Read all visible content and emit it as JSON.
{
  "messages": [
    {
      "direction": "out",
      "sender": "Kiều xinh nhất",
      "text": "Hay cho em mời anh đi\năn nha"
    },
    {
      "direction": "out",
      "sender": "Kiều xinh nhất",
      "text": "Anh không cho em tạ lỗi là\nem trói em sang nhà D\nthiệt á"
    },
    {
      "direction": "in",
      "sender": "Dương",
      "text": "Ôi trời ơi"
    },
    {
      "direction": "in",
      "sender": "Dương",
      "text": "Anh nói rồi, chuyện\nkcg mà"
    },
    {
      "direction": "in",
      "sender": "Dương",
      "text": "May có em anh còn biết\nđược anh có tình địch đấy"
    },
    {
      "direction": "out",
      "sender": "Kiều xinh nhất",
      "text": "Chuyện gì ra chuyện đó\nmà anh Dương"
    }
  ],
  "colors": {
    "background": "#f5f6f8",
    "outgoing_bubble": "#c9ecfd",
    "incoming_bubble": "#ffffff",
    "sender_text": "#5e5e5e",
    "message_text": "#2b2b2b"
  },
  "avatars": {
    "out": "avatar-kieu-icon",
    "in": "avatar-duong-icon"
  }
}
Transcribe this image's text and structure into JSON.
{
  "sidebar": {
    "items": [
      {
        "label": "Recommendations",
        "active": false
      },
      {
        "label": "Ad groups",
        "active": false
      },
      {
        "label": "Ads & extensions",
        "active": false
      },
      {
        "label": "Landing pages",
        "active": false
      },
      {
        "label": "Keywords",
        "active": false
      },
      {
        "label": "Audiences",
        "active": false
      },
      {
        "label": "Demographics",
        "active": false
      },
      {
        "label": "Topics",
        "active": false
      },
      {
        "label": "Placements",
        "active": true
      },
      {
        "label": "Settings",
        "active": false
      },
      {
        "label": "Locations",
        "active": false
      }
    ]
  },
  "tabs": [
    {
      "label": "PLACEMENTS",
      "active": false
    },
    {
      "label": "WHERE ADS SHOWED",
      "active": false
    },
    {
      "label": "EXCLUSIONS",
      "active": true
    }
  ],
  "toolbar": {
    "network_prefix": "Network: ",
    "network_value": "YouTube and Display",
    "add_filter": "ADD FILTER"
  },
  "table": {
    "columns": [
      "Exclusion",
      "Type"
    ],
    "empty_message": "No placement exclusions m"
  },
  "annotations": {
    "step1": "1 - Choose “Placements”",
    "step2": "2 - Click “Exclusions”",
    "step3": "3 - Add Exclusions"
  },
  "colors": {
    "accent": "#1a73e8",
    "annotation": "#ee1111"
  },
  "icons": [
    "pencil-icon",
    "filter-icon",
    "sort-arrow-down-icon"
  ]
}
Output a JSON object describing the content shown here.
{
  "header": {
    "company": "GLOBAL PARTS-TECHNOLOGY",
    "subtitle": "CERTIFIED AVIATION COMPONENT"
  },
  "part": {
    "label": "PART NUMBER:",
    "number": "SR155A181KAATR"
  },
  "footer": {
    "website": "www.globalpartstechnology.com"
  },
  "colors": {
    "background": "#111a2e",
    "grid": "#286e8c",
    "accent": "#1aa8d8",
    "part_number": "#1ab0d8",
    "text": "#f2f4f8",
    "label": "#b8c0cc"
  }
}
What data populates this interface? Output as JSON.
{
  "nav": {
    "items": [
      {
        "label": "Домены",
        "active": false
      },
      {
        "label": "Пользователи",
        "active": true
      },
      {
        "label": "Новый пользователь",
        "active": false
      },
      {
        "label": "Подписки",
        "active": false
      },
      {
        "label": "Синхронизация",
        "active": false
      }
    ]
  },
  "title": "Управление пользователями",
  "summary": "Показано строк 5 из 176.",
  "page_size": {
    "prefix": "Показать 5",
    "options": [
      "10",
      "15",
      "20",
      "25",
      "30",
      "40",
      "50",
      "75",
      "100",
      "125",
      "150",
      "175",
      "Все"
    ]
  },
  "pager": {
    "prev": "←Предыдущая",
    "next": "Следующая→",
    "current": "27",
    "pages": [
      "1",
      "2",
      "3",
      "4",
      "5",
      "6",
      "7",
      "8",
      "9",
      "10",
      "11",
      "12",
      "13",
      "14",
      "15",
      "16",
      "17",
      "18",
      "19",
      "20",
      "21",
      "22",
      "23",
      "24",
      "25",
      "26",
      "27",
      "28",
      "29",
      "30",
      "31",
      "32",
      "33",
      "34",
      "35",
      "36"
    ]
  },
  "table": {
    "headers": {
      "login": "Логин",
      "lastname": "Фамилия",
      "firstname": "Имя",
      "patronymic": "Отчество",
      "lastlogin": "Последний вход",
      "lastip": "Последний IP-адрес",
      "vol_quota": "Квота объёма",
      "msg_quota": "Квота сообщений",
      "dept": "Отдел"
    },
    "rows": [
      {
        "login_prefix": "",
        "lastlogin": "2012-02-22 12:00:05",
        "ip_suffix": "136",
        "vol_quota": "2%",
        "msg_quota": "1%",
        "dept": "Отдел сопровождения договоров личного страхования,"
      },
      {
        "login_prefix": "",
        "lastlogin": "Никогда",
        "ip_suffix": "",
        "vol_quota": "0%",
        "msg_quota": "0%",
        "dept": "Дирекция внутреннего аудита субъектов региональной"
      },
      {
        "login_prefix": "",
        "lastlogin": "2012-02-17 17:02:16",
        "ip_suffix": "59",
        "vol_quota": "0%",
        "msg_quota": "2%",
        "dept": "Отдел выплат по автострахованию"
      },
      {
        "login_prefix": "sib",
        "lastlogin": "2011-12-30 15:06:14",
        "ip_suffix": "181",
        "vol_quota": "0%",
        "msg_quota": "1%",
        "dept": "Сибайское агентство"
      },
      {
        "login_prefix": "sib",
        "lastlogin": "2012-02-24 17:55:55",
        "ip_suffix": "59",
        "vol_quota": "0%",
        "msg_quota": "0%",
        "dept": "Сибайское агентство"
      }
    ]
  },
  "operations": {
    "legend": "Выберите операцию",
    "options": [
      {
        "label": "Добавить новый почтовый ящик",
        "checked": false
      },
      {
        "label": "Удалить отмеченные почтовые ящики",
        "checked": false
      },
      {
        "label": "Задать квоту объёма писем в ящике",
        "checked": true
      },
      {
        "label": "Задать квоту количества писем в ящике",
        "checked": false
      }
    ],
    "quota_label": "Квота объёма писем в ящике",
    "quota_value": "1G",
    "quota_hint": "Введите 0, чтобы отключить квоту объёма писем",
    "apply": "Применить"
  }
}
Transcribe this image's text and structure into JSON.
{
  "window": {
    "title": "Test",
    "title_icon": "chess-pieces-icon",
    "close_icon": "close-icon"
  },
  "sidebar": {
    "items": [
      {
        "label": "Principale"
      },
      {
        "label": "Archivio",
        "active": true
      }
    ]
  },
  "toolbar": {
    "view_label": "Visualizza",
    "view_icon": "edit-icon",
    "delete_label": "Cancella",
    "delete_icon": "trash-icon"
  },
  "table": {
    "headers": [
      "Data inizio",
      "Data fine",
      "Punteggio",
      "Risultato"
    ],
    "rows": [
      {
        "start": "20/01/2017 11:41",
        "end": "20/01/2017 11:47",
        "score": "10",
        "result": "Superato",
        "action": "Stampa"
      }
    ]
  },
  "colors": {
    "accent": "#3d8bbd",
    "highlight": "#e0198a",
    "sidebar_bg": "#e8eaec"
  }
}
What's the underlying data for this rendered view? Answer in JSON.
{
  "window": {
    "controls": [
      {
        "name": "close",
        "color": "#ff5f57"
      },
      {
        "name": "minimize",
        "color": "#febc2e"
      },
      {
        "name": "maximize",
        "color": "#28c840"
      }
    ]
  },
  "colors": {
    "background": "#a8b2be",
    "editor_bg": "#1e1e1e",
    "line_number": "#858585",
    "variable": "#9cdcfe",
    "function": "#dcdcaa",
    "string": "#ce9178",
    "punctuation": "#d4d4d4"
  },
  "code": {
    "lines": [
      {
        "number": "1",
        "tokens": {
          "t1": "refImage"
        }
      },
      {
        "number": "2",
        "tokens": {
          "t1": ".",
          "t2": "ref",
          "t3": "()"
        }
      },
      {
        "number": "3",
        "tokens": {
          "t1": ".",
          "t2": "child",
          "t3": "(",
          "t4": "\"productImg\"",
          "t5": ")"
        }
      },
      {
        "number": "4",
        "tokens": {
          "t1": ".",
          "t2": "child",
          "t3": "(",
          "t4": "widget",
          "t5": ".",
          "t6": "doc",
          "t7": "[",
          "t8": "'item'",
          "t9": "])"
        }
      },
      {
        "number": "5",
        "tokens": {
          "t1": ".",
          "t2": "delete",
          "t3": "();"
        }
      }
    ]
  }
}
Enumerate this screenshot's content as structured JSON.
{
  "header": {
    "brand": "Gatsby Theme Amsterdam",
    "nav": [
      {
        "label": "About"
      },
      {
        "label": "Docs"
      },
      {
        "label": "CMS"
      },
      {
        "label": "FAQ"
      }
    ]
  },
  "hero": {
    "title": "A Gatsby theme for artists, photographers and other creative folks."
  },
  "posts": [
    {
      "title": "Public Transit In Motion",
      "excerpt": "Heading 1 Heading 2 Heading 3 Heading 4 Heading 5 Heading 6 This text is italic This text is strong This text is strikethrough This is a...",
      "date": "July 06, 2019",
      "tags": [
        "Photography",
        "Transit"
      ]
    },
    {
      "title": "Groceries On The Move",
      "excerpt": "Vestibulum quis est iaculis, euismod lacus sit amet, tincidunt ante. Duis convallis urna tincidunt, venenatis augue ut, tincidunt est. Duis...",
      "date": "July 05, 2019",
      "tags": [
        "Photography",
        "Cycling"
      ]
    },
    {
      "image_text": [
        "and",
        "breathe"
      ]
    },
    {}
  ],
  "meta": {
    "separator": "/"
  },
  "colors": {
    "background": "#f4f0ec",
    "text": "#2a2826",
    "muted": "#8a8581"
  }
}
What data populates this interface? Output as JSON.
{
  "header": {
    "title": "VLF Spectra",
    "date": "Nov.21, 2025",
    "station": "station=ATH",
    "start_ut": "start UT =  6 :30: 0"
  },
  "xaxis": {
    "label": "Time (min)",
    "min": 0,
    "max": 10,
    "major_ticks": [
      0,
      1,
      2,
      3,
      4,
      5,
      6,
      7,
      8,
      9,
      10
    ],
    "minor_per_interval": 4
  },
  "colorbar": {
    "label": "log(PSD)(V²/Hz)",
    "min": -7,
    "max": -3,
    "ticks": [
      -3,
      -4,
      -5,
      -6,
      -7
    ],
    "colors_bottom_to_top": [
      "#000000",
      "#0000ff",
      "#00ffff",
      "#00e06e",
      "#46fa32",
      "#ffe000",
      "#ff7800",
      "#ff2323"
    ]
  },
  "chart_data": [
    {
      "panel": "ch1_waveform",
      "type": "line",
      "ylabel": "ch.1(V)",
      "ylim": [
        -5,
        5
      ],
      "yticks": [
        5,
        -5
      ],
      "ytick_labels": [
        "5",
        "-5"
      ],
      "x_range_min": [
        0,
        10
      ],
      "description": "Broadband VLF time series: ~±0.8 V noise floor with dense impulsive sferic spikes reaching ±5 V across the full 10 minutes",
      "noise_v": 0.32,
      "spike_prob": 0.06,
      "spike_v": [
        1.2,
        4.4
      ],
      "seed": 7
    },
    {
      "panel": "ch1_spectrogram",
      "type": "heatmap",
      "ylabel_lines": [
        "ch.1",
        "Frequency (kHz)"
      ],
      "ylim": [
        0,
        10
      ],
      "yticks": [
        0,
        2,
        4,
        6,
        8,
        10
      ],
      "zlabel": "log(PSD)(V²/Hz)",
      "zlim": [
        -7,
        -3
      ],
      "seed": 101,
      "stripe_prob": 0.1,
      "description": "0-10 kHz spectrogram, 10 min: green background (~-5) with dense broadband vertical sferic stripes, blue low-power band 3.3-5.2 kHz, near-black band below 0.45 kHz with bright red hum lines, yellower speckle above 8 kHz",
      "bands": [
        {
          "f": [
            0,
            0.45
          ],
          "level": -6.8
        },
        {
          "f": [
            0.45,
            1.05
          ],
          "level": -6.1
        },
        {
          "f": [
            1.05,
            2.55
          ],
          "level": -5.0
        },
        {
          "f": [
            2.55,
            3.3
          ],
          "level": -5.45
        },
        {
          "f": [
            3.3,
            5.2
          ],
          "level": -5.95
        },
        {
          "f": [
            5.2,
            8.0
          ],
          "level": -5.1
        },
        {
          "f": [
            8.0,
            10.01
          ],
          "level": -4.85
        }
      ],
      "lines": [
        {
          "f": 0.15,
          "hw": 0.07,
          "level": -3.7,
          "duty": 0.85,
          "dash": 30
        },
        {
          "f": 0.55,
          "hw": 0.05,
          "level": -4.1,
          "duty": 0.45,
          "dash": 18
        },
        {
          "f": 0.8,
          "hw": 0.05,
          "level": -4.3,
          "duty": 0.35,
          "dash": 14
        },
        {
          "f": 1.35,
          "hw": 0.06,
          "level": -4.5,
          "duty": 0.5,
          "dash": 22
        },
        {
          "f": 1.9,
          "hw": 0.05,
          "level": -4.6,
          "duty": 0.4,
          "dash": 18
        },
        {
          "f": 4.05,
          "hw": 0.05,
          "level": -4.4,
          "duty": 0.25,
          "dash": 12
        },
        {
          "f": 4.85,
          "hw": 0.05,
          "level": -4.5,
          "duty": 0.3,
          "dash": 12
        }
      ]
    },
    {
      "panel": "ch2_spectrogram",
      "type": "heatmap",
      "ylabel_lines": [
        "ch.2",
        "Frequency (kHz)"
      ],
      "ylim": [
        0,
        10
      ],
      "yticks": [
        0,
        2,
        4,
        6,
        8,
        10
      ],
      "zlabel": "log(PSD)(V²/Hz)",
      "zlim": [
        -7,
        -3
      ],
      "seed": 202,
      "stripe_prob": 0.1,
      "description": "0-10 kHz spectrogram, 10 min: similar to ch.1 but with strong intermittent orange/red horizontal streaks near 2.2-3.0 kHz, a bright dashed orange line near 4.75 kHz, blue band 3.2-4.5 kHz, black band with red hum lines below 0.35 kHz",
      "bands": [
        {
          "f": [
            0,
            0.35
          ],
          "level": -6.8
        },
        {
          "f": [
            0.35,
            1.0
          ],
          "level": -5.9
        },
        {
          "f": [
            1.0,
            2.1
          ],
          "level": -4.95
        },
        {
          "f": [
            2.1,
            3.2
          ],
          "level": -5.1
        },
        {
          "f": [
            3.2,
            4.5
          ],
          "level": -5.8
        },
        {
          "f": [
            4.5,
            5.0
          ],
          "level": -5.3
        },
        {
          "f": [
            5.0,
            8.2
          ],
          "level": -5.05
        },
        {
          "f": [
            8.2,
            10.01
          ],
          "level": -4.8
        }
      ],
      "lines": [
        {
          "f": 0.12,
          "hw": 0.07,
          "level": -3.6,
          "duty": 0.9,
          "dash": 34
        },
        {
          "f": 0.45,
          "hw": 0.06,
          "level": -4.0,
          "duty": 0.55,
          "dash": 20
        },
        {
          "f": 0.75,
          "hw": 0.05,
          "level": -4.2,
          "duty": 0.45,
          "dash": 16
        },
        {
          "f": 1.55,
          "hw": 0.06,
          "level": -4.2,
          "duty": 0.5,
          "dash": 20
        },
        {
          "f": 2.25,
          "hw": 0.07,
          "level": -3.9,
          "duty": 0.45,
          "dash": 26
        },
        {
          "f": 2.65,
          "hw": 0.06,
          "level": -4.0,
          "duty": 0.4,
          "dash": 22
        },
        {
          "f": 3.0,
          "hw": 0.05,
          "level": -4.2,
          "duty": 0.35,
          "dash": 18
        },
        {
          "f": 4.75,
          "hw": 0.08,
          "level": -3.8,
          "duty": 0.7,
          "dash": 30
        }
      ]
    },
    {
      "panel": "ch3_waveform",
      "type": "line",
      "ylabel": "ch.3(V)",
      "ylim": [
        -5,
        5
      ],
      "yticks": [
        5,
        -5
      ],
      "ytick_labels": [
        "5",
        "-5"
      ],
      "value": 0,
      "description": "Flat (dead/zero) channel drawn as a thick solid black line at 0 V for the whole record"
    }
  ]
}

# What you are asked to do
Within the data above, count the lines that contain the string "dept"; the reply is the number alone.

# Result
6